━━━━━ Extracted records ━━━━━

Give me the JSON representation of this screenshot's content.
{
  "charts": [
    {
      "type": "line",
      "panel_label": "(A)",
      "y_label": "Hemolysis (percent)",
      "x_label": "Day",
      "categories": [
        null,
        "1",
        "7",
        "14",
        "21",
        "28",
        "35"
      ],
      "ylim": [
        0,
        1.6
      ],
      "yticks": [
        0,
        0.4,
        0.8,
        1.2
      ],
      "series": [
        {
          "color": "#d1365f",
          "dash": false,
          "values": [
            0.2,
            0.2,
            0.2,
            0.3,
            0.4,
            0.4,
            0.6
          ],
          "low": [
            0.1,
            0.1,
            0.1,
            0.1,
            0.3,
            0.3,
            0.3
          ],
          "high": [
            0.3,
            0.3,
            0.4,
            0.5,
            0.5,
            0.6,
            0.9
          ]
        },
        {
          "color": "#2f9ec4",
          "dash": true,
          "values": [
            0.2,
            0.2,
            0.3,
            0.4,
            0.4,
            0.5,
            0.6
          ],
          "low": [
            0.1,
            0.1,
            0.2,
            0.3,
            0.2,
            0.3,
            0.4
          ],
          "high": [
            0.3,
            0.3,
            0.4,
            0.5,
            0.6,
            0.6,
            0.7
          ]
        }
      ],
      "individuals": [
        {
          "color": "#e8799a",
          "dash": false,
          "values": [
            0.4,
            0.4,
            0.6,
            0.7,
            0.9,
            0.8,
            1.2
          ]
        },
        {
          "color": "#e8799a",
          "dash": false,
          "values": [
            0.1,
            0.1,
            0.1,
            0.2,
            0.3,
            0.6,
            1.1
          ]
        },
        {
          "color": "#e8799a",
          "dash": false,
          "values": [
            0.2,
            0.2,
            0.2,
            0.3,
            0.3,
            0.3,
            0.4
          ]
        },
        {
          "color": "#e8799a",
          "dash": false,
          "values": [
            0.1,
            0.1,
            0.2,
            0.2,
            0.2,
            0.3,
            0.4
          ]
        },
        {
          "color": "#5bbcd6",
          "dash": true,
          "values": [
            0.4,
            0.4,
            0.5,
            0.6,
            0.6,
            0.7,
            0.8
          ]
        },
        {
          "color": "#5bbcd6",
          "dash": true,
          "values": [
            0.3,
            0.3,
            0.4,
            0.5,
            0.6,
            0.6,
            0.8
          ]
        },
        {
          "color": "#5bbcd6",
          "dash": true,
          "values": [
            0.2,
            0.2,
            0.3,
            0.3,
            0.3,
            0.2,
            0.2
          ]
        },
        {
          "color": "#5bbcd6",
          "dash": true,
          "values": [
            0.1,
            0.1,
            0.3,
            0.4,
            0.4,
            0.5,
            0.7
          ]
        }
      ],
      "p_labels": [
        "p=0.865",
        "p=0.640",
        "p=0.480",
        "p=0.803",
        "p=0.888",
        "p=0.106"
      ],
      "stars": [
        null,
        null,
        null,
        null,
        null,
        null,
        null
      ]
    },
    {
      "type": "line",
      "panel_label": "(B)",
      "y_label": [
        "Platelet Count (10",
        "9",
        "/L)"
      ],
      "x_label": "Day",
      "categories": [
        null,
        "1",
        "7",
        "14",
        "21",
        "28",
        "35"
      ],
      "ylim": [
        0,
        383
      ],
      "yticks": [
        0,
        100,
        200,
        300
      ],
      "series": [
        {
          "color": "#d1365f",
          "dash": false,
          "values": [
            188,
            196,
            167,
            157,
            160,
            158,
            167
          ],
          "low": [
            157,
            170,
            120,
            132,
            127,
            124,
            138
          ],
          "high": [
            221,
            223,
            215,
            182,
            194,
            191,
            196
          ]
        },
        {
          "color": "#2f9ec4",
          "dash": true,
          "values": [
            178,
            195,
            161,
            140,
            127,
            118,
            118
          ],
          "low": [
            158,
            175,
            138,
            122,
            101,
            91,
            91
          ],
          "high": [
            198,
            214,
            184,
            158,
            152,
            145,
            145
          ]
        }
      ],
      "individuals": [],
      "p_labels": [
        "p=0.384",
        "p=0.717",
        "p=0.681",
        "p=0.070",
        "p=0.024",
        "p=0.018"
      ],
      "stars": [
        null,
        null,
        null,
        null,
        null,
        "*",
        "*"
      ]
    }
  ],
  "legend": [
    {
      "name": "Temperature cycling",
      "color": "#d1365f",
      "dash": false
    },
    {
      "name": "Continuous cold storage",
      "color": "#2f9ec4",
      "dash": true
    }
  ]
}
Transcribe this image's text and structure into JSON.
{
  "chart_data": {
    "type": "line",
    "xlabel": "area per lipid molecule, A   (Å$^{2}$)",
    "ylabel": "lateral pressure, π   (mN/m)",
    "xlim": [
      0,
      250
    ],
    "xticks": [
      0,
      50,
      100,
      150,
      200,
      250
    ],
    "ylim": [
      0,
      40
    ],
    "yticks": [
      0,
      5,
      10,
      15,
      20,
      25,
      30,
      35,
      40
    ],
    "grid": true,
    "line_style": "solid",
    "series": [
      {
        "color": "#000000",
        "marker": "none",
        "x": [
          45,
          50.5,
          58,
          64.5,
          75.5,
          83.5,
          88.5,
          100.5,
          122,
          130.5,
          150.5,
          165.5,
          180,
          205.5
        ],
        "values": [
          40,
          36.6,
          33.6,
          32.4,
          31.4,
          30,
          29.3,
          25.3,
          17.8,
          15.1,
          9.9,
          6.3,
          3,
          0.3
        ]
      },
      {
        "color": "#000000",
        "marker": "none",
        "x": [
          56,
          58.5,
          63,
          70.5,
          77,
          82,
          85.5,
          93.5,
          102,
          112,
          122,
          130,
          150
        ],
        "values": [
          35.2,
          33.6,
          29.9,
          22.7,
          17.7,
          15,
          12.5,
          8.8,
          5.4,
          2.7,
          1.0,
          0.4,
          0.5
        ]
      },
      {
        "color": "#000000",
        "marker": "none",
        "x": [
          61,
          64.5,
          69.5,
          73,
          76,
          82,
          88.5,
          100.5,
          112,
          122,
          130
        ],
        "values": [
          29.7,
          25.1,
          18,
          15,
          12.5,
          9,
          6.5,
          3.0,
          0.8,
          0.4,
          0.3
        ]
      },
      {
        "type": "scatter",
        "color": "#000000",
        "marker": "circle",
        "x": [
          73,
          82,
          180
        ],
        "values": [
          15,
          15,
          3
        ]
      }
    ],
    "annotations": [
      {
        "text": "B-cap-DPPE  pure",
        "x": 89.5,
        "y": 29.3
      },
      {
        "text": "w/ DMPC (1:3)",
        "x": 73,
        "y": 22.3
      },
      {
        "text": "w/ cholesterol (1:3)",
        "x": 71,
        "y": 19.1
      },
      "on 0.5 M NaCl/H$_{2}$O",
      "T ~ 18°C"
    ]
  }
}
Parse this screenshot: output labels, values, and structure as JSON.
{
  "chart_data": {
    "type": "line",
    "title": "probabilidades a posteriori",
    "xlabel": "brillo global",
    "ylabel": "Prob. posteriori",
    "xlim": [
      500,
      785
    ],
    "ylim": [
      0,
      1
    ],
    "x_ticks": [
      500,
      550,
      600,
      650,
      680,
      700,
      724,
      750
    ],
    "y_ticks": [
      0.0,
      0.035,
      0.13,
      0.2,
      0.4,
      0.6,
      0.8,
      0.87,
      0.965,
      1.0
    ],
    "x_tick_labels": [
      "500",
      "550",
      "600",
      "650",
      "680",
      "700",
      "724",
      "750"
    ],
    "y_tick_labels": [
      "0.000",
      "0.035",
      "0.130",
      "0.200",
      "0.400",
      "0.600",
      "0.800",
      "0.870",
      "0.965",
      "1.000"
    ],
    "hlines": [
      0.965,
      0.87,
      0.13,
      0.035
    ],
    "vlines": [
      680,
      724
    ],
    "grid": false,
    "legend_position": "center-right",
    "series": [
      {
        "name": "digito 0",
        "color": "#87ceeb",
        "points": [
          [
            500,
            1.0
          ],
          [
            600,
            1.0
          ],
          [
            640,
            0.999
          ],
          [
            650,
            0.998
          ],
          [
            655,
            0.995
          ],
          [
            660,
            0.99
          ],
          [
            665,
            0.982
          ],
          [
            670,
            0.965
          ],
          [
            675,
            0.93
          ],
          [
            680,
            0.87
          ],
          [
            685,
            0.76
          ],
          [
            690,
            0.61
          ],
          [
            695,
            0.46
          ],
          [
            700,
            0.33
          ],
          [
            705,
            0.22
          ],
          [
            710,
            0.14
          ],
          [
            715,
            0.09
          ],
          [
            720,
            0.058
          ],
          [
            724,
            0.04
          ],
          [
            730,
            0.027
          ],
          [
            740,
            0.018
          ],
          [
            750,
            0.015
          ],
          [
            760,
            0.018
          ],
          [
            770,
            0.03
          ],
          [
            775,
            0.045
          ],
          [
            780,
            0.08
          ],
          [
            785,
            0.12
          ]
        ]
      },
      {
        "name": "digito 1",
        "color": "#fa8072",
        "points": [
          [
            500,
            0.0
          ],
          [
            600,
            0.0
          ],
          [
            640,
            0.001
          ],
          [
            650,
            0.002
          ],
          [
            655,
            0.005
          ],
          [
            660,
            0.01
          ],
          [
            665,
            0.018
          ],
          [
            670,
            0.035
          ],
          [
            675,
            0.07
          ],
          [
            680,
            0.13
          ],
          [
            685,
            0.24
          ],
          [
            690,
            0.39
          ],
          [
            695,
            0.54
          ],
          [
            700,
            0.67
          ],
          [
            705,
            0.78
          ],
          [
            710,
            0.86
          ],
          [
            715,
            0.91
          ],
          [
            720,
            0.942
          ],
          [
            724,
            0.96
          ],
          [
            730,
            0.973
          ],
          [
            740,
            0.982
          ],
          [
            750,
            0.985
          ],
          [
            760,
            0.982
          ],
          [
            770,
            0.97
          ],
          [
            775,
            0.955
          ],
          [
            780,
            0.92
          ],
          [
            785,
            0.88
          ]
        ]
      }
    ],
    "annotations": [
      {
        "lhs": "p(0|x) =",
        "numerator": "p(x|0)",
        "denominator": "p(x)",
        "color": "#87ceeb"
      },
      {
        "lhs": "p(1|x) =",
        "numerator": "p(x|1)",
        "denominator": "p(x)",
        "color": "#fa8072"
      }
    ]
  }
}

━━━━━

> **Task directions**:
Find the word "name" in the data and show each line that holds it.

> **The reply**:
      "name": "Temperature cycling",
      "name": "Continuous cold storage",
        "name": "digito 0",
        "name": "digito 1",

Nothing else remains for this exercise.